GIVEN INSTRUCTION: Collect each line of the records containing the string "left".

==== PROVIDED RECORDS

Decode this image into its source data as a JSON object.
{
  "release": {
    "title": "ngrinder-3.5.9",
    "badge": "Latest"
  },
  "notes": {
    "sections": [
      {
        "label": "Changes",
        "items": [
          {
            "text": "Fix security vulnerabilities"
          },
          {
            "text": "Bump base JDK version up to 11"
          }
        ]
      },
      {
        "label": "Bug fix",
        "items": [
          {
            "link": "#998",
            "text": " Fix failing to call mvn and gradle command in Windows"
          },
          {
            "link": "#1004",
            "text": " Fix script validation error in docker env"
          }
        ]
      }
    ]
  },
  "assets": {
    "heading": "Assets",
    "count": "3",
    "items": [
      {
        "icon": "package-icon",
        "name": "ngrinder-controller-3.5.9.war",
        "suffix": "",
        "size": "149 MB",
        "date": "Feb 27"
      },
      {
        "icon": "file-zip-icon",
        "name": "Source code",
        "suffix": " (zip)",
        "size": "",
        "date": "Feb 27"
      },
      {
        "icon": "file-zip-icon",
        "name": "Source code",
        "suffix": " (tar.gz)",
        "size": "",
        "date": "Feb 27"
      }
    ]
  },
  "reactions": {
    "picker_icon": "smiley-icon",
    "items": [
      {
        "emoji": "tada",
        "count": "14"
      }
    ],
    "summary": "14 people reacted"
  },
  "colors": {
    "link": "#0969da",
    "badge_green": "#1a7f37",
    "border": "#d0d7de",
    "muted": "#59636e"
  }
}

========
==== PROVIDED RECORDS

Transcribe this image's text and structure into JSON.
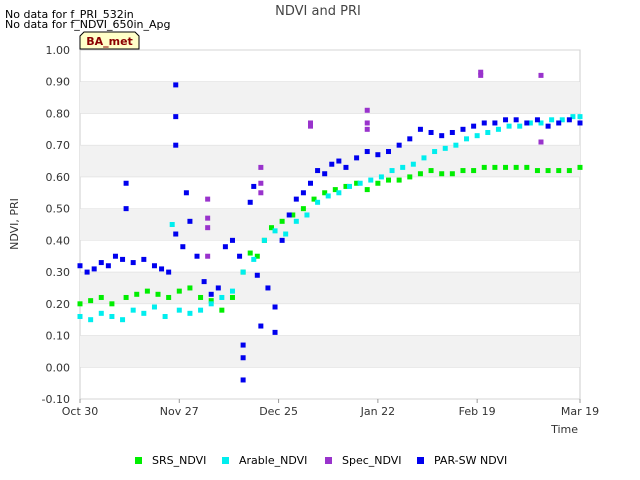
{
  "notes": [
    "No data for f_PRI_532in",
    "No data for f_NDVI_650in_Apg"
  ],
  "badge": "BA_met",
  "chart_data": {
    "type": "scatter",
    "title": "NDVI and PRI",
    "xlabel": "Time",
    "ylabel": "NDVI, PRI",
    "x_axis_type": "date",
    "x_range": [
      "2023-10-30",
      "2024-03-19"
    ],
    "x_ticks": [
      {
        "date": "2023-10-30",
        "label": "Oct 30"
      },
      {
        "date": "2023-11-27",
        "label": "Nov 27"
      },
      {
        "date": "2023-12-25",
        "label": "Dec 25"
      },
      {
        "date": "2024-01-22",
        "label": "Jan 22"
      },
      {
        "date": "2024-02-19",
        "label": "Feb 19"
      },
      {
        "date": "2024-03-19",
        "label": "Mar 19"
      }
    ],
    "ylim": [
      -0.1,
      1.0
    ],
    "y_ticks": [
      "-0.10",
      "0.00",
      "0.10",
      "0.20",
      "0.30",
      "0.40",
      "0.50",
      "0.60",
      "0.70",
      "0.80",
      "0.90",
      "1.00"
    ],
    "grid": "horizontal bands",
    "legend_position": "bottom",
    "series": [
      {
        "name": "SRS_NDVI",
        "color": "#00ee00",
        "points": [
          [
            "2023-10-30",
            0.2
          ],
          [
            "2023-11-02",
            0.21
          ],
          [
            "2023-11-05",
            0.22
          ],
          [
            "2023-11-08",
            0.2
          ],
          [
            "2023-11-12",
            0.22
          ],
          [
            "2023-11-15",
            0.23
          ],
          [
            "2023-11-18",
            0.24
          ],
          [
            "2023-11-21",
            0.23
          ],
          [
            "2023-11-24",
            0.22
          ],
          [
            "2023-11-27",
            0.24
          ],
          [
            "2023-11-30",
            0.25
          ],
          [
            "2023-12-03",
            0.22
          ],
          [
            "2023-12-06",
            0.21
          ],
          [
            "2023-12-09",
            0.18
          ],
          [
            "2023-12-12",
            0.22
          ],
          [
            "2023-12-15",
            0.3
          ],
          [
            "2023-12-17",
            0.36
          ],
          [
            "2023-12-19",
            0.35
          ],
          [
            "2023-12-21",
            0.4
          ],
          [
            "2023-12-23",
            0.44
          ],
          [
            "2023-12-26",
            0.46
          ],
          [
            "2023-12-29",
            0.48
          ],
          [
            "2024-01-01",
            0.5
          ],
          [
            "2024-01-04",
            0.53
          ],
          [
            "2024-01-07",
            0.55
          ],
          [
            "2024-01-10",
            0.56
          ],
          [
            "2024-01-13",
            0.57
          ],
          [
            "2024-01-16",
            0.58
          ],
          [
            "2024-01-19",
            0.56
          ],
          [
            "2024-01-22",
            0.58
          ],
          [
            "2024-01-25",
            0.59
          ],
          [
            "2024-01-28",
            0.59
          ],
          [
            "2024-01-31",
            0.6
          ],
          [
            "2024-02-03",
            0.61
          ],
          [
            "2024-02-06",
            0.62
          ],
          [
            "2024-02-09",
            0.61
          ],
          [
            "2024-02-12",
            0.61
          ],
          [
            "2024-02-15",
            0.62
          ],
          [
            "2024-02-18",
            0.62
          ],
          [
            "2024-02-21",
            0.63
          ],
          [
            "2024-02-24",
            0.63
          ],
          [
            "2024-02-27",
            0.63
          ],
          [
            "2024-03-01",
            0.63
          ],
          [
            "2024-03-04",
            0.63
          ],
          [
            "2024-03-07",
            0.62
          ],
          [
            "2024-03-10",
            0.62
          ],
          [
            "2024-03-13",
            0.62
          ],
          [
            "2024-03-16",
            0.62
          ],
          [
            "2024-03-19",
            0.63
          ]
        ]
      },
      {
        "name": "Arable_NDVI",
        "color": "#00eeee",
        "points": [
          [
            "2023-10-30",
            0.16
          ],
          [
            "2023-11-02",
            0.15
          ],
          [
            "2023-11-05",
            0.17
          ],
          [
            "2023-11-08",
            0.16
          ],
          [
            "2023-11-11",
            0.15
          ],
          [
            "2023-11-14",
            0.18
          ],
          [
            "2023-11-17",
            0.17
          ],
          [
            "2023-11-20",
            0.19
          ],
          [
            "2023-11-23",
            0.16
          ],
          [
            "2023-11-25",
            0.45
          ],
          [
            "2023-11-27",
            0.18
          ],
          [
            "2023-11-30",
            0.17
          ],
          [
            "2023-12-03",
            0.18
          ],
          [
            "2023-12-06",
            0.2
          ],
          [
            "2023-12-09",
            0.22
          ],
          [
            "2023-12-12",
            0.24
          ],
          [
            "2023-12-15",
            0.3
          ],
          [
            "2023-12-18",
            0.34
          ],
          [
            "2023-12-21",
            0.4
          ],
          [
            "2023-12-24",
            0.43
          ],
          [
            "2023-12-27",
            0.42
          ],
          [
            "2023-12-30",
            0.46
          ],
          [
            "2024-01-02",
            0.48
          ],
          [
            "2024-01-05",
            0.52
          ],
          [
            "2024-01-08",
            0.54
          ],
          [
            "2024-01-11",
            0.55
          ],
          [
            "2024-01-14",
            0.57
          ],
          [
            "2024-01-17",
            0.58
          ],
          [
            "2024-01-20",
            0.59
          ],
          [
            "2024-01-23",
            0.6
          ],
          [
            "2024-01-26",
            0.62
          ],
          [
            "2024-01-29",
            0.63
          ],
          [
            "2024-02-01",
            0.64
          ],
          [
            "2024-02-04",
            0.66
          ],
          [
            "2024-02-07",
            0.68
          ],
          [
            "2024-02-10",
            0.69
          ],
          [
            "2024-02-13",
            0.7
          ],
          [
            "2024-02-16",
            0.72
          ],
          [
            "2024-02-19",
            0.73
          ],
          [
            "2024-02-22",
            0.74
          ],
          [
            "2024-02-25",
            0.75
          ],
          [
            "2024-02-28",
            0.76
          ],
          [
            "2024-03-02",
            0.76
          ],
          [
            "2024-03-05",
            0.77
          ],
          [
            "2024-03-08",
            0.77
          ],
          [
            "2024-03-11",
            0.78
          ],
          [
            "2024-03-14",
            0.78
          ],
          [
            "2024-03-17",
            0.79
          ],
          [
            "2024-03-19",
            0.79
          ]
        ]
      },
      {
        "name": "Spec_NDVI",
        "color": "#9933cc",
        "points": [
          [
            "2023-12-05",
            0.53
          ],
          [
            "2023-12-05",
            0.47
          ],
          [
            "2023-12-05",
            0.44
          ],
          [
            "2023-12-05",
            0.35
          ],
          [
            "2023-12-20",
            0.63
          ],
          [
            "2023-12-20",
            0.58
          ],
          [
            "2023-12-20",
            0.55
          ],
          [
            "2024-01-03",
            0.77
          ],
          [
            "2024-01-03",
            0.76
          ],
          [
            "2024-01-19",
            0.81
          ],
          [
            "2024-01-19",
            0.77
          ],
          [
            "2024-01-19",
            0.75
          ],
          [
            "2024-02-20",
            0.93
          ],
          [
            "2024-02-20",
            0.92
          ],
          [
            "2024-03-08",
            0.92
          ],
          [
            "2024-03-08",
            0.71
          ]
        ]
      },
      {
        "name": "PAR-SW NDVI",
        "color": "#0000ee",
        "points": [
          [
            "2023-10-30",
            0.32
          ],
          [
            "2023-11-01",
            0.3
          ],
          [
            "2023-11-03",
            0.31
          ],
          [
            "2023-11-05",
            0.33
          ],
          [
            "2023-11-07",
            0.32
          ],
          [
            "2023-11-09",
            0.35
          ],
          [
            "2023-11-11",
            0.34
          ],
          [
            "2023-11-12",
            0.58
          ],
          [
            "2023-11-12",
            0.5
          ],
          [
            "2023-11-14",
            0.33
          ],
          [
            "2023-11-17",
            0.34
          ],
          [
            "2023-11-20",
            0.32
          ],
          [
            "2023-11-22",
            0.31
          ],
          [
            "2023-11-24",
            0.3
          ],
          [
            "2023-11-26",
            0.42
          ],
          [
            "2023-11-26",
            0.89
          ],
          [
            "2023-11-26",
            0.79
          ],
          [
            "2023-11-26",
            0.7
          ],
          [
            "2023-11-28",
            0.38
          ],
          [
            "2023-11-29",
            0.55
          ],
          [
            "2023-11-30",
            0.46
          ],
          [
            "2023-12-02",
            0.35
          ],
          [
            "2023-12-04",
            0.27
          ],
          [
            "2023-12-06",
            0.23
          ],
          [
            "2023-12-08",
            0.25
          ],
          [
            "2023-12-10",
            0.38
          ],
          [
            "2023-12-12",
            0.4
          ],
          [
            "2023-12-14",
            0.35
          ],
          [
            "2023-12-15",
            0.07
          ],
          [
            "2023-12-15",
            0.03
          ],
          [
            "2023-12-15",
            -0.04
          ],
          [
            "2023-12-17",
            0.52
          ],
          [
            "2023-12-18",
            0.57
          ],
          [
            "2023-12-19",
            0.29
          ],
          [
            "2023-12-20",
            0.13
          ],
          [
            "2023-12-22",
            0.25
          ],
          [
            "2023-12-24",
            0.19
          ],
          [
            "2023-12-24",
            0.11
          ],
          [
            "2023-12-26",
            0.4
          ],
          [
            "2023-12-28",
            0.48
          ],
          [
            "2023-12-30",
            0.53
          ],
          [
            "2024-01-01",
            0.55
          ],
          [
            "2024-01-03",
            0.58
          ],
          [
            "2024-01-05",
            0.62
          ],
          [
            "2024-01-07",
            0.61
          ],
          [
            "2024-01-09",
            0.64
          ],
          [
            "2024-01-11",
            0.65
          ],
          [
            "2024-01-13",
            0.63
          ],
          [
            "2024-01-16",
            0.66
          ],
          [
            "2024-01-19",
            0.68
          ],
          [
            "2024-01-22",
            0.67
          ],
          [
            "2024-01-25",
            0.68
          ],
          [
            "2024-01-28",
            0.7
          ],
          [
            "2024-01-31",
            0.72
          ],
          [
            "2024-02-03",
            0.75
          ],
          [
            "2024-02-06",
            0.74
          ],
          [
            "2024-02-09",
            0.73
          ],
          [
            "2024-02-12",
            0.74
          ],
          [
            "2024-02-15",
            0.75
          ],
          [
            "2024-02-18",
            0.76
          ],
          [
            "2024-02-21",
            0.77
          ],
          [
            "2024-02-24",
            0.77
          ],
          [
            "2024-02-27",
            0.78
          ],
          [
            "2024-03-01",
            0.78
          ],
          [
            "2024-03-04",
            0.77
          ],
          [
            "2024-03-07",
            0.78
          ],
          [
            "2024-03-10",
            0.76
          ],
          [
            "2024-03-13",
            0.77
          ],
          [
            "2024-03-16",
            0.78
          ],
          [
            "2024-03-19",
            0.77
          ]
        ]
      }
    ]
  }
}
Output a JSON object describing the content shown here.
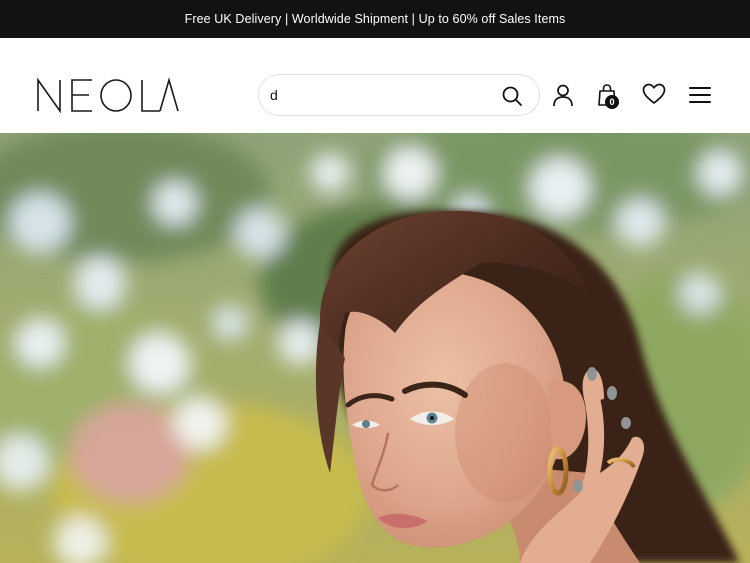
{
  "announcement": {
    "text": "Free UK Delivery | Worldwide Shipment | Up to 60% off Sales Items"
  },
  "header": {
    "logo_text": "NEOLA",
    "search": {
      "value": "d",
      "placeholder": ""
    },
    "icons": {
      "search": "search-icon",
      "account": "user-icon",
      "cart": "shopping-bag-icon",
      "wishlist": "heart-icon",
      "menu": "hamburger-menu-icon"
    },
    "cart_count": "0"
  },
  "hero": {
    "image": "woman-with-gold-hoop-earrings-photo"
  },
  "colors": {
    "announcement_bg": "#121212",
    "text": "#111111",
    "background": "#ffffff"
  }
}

========
==== PROVIDED RECORDS

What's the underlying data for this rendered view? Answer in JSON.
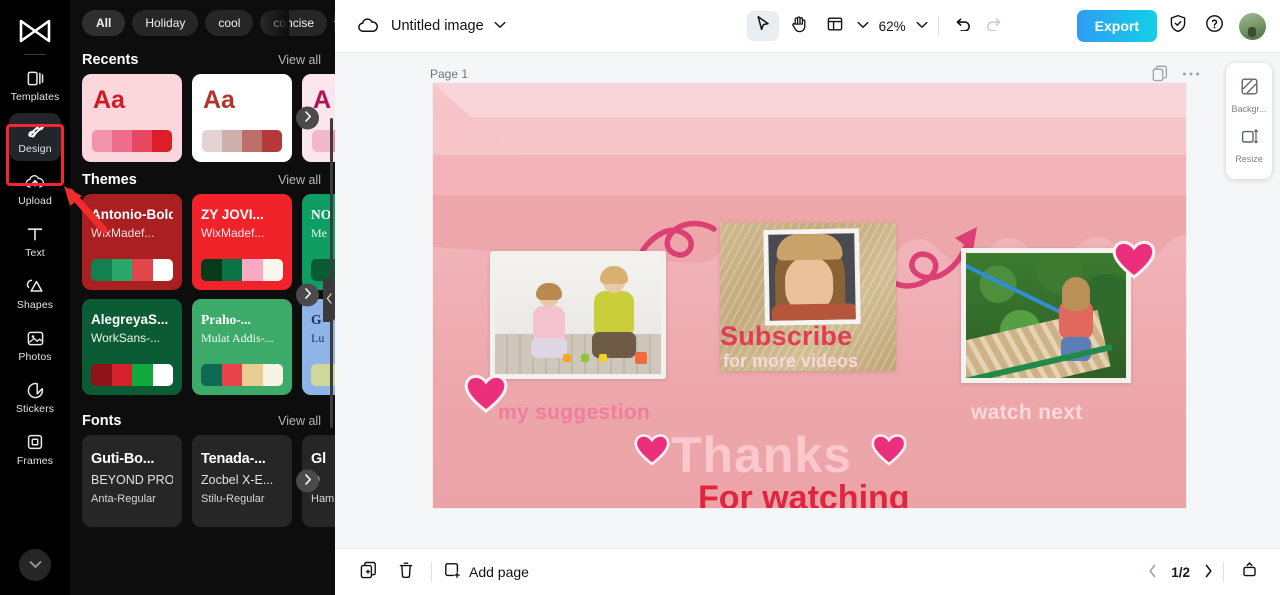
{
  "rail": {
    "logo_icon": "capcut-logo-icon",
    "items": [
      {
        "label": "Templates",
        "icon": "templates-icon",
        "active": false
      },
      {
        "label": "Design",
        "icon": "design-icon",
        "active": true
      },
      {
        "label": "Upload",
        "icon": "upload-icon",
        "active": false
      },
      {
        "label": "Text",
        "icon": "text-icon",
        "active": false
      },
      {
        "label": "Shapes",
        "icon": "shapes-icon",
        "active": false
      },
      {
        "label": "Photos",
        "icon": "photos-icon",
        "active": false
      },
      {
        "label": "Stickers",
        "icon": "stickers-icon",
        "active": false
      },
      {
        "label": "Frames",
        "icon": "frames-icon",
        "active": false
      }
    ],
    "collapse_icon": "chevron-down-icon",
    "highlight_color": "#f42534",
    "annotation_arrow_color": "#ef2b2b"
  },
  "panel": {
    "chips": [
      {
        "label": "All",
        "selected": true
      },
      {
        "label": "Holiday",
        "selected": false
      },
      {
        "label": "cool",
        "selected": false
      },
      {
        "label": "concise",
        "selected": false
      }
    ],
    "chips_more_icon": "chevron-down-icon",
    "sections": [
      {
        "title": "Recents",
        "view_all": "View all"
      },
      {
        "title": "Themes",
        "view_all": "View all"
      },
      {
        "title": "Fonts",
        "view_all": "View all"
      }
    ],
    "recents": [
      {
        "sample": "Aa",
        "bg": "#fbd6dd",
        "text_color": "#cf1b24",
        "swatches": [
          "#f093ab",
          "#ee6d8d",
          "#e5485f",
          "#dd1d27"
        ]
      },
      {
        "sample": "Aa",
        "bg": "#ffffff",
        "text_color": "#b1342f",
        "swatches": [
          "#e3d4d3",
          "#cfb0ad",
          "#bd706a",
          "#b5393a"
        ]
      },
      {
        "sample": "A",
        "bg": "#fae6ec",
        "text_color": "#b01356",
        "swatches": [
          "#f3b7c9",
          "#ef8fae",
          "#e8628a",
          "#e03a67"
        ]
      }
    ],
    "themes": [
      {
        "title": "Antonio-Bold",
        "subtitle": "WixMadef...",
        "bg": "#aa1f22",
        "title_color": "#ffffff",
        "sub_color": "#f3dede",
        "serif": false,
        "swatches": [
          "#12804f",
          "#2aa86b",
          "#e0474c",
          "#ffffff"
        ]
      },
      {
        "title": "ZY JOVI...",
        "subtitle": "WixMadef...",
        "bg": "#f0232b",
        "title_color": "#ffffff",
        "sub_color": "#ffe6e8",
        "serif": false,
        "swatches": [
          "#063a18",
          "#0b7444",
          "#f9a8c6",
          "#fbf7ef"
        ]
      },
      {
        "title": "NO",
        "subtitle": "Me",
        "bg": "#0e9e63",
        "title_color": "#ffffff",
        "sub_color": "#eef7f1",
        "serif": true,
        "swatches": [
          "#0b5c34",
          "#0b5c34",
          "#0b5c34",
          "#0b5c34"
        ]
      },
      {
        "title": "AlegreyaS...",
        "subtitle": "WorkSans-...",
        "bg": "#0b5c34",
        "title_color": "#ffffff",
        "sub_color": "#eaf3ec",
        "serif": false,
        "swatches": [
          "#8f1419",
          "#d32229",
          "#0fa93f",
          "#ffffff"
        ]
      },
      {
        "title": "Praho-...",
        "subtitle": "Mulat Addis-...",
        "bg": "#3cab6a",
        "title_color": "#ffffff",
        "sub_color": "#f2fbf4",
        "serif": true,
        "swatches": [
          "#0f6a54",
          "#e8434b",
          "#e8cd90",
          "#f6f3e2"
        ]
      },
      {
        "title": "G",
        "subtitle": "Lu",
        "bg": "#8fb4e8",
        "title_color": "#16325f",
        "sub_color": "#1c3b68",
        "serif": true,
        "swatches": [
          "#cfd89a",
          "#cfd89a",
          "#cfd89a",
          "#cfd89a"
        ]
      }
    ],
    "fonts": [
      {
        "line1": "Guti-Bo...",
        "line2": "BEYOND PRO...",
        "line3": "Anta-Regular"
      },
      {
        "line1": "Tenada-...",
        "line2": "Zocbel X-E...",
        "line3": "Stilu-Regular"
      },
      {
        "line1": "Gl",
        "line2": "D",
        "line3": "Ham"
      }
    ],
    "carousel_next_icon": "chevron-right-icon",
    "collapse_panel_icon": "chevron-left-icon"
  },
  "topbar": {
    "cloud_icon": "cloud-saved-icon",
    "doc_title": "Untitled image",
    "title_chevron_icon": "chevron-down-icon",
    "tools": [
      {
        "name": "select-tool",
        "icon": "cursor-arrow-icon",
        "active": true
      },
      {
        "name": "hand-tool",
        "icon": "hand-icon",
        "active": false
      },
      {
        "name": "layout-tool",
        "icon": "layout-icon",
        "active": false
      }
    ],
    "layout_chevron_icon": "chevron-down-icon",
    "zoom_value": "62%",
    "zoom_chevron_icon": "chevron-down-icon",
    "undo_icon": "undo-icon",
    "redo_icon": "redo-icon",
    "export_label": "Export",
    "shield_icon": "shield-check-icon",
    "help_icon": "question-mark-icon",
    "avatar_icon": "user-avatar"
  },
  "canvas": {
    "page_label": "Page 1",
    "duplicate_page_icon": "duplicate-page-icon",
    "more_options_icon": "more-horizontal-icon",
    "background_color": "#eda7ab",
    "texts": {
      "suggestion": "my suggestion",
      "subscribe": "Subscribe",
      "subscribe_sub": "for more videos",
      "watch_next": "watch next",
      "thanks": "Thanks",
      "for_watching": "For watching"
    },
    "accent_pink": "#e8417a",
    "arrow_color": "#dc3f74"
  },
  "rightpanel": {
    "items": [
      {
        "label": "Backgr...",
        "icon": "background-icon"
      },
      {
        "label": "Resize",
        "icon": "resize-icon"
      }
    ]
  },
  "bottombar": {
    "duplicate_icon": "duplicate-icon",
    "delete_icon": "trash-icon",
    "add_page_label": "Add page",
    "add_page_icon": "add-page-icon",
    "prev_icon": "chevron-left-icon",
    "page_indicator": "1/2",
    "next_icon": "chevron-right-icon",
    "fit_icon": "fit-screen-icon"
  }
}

========

RESULT OF THE EXERCISE:
    "collapse_panel_icon": "chevron-left-icon"
    "prev_icon": "chevron-left-icon",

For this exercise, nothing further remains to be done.